▸ Exercise details: Gather all lines in the records below that include the word "this".

Stored items from a collection
<<<<

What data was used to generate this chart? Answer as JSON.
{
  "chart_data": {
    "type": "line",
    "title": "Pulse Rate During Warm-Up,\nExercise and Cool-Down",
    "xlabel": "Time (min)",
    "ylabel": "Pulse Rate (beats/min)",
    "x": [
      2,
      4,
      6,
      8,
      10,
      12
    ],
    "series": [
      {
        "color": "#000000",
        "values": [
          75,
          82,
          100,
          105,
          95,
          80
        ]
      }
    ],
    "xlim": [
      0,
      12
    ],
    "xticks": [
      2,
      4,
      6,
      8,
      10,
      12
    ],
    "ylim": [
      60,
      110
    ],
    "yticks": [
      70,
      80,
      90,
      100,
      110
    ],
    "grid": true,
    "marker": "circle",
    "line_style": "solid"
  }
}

>>>>
<<<<

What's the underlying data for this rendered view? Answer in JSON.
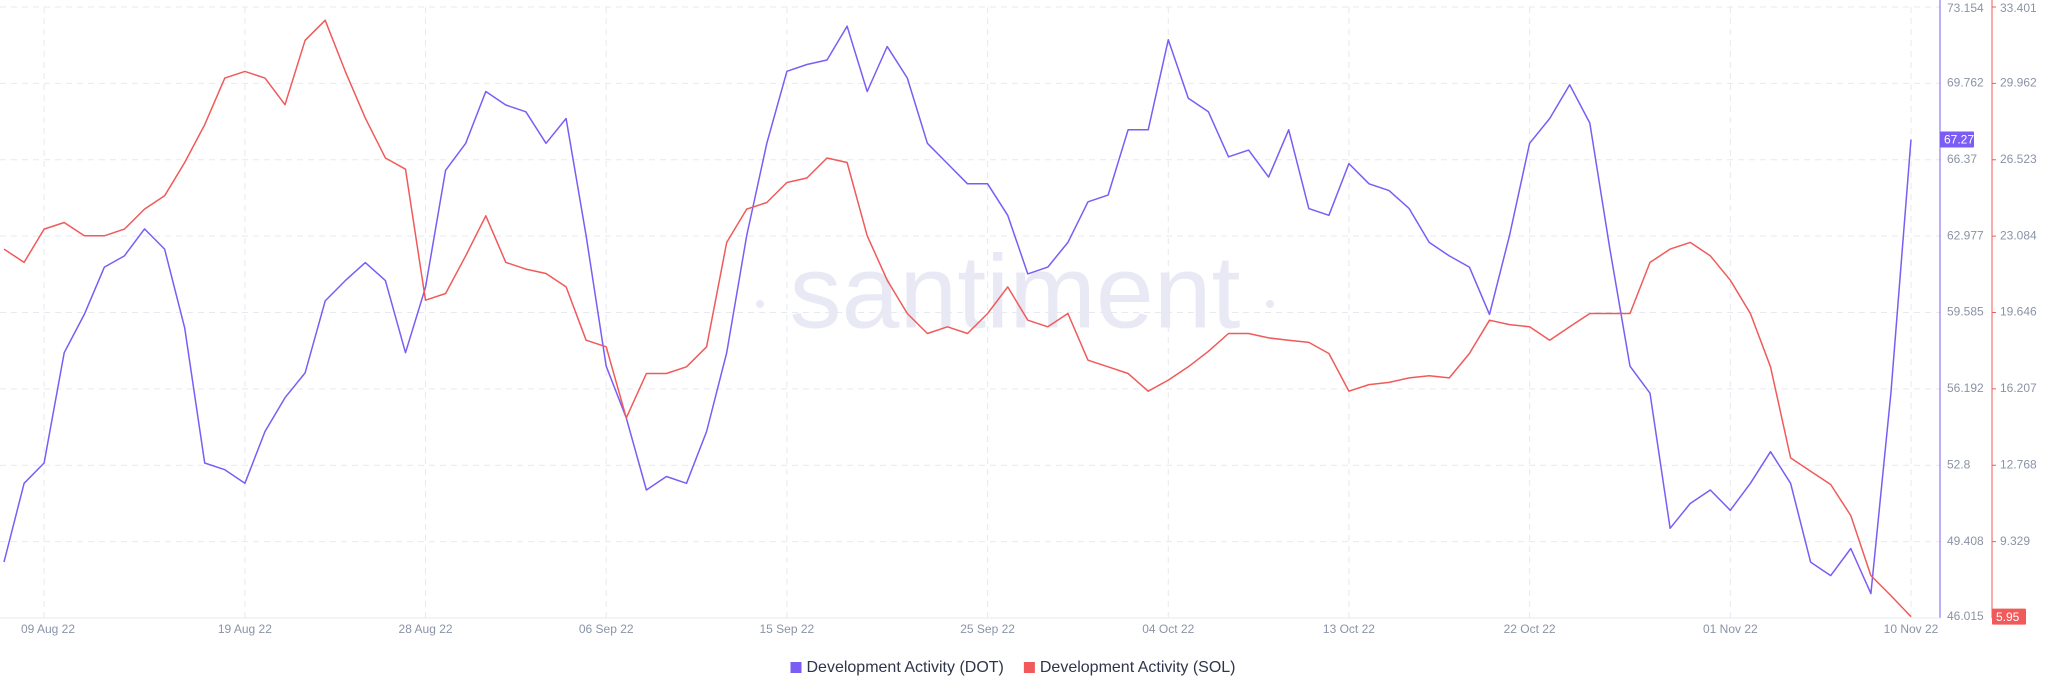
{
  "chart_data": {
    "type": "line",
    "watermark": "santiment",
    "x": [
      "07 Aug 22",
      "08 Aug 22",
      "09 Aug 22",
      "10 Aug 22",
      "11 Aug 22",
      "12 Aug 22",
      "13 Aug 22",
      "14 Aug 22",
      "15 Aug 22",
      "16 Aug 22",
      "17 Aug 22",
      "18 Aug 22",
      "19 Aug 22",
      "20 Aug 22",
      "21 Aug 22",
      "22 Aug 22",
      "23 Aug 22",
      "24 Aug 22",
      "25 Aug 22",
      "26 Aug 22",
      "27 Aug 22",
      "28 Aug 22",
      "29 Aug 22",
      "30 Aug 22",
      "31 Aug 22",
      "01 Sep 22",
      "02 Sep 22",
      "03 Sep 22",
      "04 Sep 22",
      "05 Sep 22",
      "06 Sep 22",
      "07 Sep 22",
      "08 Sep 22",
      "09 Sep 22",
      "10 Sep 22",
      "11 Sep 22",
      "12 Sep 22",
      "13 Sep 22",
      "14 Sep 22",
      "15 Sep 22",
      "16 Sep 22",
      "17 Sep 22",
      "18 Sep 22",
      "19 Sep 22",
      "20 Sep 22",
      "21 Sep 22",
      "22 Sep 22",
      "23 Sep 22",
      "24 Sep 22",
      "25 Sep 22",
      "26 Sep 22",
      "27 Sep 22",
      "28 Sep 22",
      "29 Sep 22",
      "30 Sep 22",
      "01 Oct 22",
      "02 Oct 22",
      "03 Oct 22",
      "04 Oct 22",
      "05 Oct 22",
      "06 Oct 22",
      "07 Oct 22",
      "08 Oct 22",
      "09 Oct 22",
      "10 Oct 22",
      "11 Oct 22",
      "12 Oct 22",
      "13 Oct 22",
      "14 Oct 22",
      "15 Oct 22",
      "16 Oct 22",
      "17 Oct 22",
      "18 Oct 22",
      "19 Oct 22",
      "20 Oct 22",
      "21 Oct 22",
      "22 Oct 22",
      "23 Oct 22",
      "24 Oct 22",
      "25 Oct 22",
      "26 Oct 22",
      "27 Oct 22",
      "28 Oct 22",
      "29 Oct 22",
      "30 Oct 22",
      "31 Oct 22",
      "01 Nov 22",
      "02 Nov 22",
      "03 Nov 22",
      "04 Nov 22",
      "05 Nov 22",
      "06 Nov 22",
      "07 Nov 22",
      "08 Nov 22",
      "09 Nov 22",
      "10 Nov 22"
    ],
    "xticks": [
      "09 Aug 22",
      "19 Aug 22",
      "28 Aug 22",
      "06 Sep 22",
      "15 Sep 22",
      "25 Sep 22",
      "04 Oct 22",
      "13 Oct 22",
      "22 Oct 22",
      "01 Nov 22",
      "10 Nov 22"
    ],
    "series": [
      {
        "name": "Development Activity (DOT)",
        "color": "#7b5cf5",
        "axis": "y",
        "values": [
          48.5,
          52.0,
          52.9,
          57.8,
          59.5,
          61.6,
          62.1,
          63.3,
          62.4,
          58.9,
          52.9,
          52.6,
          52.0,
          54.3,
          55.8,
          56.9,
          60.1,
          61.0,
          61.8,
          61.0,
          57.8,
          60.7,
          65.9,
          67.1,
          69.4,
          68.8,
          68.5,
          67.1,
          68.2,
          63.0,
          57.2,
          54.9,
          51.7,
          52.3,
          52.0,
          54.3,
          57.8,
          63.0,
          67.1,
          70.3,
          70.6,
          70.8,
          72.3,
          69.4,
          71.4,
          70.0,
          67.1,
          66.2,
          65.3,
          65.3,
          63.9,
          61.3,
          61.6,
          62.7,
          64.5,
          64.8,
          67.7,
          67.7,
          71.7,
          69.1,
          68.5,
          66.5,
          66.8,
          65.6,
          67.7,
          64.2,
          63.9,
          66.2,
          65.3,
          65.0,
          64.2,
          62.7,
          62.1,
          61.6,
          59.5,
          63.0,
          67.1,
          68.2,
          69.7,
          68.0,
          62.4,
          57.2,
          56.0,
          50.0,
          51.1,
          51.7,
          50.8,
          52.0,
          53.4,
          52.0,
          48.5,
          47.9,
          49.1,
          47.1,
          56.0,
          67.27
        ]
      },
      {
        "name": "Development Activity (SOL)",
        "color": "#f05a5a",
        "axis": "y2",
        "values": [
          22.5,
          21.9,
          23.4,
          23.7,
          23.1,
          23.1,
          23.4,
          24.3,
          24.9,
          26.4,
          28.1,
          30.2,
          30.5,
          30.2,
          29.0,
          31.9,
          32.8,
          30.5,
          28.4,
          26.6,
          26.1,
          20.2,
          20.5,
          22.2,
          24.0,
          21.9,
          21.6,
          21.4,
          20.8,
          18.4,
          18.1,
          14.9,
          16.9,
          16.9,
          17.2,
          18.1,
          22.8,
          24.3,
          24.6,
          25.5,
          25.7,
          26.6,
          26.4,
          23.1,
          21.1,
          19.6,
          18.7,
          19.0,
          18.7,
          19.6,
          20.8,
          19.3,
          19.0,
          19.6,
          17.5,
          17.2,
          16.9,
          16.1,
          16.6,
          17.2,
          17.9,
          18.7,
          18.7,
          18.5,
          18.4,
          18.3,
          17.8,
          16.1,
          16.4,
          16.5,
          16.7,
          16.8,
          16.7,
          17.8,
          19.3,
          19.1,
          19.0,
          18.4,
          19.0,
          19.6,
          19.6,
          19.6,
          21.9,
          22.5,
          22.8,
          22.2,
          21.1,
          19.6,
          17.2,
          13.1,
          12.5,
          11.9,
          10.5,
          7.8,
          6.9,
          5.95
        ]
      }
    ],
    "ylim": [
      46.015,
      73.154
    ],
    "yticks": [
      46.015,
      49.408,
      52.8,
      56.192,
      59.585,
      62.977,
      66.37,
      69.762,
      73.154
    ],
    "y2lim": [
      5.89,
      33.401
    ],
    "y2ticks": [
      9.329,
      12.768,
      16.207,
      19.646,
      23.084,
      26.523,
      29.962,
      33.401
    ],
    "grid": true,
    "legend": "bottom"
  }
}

>>>>

▸ Correct answer:
What data was used to generate this chart? Answer as JSON.
What's the underlying data for this rendered view? Answer in JSON.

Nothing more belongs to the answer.